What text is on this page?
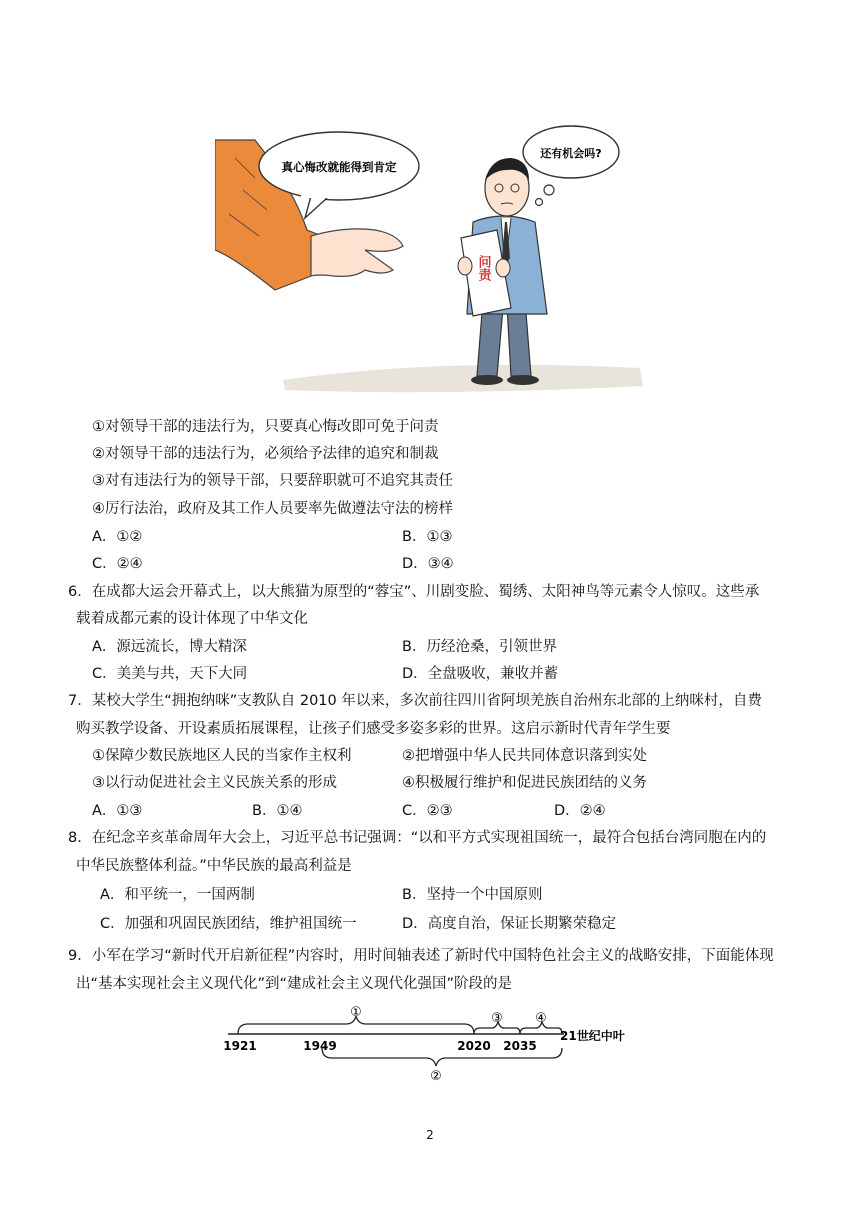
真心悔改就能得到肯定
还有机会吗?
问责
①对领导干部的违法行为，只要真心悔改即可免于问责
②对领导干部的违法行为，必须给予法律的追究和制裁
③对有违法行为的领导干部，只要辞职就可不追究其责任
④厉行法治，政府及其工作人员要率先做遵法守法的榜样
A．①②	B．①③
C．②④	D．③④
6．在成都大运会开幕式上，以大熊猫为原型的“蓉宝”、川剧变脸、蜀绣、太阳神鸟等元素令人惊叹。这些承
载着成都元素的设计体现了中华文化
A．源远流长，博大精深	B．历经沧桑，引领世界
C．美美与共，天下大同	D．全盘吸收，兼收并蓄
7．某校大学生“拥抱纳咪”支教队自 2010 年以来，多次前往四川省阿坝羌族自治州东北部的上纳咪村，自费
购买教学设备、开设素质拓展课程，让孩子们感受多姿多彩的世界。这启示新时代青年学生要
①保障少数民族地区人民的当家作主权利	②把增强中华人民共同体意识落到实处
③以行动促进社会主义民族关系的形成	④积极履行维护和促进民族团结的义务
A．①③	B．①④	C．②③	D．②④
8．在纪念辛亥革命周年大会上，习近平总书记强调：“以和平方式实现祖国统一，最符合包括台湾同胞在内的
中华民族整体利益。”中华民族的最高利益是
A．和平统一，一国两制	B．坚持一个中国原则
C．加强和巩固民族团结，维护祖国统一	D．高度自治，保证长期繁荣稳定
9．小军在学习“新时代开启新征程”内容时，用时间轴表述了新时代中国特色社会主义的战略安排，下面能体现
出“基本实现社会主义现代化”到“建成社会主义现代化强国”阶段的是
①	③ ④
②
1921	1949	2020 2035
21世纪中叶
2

········

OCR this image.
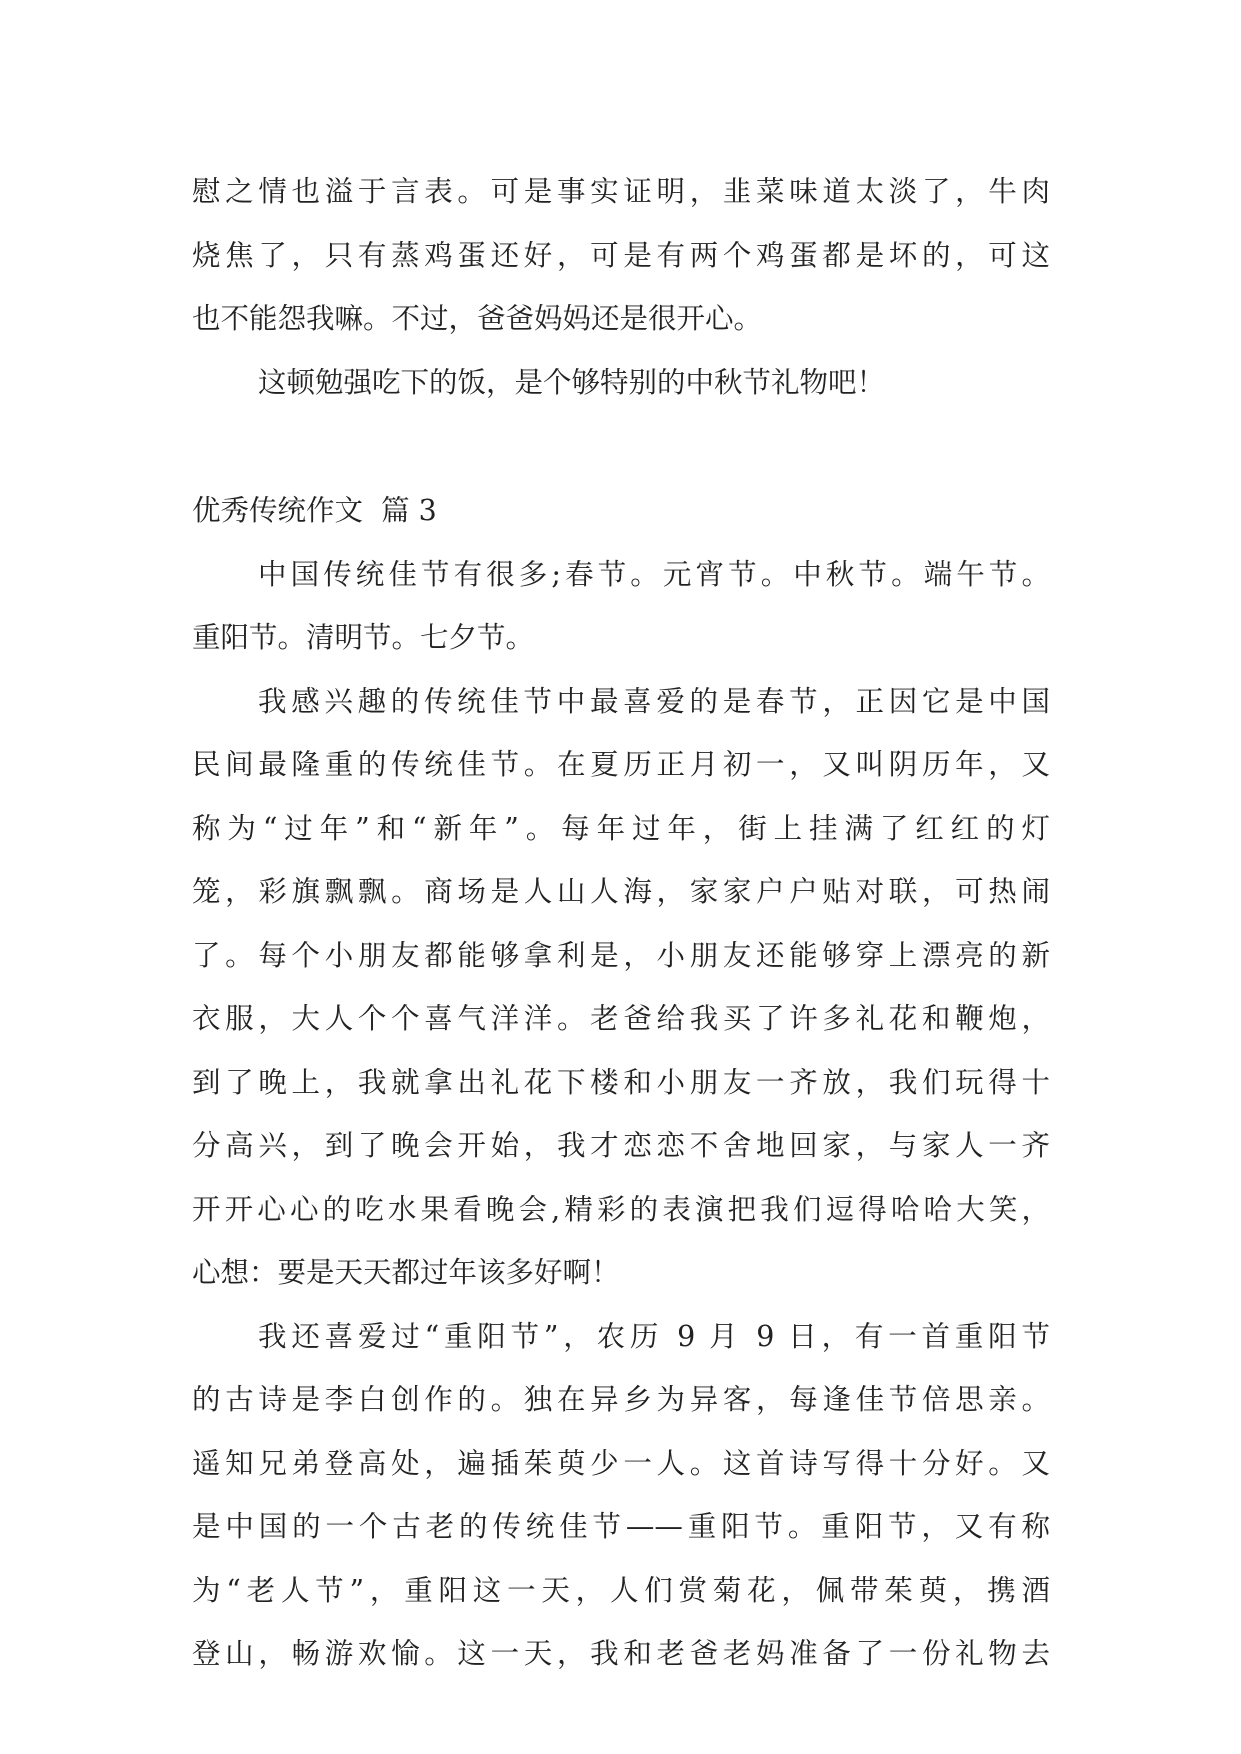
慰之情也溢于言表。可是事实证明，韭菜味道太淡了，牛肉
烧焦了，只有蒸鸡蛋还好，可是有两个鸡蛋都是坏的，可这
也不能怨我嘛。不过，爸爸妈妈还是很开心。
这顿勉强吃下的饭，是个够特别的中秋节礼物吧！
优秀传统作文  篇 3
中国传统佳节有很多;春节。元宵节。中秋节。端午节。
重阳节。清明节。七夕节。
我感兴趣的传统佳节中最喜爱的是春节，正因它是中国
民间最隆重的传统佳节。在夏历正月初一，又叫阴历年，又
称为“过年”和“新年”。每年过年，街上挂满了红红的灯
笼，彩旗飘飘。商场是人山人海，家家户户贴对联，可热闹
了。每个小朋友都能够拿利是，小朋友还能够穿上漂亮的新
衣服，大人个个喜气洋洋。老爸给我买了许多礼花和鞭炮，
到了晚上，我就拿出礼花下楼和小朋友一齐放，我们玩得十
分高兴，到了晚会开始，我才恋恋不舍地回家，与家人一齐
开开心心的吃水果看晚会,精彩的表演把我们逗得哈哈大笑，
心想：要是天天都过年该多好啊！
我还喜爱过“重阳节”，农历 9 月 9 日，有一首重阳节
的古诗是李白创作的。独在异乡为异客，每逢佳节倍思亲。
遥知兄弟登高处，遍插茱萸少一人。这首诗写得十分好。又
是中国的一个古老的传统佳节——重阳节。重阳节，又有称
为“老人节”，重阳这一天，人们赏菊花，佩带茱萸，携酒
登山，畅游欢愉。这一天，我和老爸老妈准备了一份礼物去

········

◆ DIRECTION ◆
Go through the records above, find every line with the word "this", and list those lines.

◆ REPLY TO THE TASK ◆
What text is on this page?
OCR this image.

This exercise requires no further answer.